▸ Given exercise:
Check each line of the records below and collect those holding "Assistant".

▸ Material shown:
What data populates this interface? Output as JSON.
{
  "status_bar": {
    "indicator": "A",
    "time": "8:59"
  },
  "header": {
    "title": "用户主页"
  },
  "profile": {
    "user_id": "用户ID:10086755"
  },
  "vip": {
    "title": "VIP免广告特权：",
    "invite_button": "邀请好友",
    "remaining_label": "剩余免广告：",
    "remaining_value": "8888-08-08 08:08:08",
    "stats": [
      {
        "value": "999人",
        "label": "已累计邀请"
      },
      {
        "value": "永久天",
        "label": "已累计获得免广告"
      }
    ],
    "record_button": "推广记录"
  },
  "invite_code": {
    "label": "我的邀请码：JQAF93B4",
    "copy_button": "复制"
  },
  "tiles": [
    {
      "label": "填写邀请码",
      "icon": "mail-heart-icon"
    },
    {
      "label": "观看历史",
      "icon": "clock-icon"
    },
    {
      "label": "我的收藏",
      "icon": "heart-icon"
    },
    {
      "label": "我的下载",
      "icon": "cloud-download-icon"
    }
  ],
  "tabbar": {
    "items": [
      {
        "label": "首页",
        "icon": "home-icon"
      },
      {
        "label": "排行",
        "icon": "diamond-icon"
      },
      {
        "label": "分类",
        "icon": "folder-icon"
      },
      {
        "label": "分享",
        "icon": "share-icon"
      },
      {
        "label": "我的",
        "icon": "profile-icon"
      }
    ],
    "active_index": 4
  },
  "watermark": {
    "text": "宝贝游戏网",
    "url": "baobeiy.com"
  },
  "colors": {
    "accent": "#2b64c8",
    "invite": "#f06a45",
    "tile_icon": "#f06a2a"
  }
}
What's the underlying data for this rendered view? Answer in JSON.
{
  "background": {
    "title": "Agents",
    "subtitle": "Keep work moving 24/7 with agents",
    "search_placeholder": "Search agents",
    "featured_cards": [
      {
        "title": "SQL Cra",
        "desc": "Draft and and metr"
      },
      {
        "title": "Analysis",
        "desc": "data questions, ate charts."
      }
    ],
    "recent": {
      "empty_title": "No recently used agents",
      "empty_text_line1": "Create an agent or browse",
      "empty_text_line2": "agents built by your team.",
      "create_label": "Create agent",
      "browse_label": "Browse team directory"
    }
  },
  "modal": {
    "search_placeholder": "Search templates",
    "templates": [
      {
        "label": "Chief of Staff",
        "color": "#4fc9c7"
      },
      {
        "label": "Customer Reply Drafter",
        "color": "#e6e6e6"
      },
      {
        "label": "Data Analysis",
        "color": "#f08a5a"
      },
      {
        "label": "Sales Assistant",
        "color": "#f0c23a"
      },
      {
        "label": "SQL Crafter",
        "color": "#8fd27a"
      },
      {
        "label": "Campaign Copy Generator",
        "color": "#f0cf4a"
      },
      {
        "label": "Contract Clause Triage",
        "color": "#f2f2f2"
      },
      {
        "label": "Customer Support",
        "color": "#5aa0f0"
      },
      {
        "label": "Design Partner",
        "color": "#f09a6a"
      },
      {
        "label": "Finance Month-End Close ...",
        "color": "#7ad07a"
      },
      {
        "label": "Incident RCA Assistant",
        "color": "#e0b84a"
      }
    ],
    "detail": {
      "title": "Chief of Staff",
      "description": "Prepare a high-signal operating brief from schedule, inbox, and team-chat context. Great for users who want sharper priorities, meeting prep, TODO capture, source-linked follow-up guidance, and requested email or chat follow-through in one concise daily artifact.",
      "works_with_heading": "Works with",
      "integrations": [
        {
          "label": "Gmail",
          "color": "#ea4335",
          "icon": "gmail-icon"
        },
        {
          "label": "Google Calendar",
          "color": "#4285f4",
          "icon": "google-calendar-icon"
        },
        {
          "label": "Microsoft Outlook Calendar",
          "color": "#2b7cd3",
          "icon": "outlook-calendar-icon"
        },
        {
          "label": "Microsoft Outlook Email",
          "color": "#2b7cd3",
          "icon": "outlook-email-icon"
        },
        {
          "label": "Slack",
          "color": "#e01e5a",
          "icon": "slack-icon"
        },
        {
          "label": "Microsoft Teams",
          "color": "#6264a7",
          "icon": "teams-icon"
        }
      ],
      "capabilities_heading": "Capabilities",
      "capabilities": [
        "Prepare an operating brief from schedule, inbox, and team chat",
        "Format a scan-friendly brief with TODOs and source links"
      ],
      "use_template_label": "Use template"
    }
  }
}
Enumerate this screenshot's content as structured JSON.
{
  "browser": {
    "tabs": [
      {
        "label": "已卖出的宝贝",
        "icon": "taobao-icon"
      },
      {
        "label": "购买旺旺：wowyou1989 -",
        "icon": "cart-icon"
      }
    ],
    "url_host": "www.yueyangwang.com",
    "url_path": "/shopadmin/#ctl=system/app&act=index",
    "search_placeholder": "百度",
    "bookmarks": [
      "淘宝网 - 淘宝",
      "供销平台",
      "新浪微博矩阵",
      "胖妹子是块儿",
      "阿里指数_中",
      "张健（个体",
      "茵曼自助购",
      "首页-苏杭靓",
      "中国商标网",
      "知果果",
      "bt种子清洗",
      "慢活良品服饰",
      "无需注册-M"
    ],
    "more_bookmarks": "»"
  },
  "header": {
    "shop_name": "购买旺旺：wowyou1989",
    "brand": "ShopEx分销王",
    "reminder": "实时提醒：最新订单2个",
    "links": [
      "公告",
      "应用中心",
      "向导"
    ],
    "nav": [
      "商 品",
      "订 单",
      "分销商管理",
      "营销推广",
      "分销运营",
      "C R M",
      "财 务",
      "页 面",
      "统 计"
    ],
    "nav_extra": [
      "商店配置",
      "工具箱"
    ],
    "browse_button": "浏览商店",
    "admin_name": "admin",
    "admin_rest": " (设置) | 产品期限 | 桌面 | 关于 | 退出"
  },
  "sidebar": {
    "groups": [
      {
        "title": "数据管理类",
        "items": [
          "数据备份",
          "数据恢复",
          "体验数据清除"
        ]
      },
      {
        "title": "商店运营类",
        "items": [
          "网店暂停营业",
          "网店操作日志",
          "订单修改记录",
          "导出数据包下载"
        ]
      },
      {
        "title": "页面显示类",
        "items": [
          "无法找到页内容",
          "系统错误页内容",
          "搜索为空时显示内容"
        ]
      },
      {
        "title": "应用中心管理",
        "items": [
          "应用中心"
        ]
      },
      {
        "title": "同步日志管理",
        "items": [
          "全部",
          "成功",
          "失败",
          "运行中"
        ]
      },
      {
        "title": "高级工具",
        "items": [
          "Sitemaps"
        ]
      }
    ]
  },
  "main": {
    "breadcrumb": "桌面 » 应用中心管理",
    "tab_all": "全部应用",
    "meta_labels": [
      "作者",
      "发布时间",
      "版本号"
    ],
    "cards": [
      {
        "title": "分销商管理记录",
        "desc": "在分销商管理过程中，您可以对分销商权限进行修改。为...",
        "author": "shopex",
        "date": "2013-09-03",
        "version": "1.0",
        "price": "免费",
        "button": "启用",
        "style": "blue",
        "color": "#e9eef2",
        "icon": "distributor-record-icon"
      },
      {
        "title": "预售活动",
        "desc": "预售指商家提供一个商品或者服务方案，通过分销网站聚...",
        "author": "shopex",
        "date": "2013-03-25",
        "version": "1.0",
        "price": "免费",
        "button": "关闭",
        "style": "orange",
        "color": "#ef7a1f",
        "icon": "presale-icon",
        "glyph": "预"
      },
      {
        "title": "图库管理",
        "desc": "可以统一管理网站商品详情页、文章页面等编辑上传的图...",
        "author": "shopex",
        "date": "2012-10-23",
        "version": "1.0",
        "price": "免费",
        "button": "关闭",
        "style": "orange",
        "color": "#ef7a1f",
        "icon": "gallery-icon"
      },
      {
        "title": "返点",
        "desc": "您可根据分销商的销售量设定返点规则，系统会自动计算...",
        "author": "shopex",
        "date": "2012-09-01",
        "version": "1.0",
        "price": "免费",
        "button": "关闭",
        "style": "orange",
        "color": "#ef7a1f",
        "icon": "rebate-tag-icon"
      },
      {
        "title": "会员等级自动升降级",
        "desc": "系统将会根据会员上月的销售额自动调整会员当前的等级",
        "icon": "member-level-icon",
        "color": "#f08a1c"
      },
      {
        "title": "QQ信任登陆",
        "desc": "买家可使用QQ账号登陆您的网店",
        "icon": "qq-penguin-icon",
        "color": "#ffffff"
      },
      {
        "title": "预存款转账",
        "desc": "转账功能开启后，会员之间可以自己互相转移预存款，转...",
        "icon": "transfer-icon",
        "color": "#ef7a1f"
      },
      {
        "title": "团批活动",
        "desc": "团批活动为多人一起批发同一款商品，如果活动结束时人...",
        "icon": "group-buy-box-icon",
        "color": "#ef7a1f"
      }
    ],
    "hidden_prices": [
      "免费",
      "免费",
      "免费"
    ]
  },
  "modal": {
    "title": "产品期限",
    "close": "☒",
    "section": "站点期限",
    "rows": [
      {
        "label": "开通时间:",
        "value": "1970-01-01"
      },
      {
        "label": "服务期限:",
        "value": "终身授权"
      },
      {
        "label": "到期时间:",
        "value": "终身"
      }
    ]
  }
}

▸ Written answer:
        "label": "Sales Assistant",
        "label": "Incident RCA Assistant",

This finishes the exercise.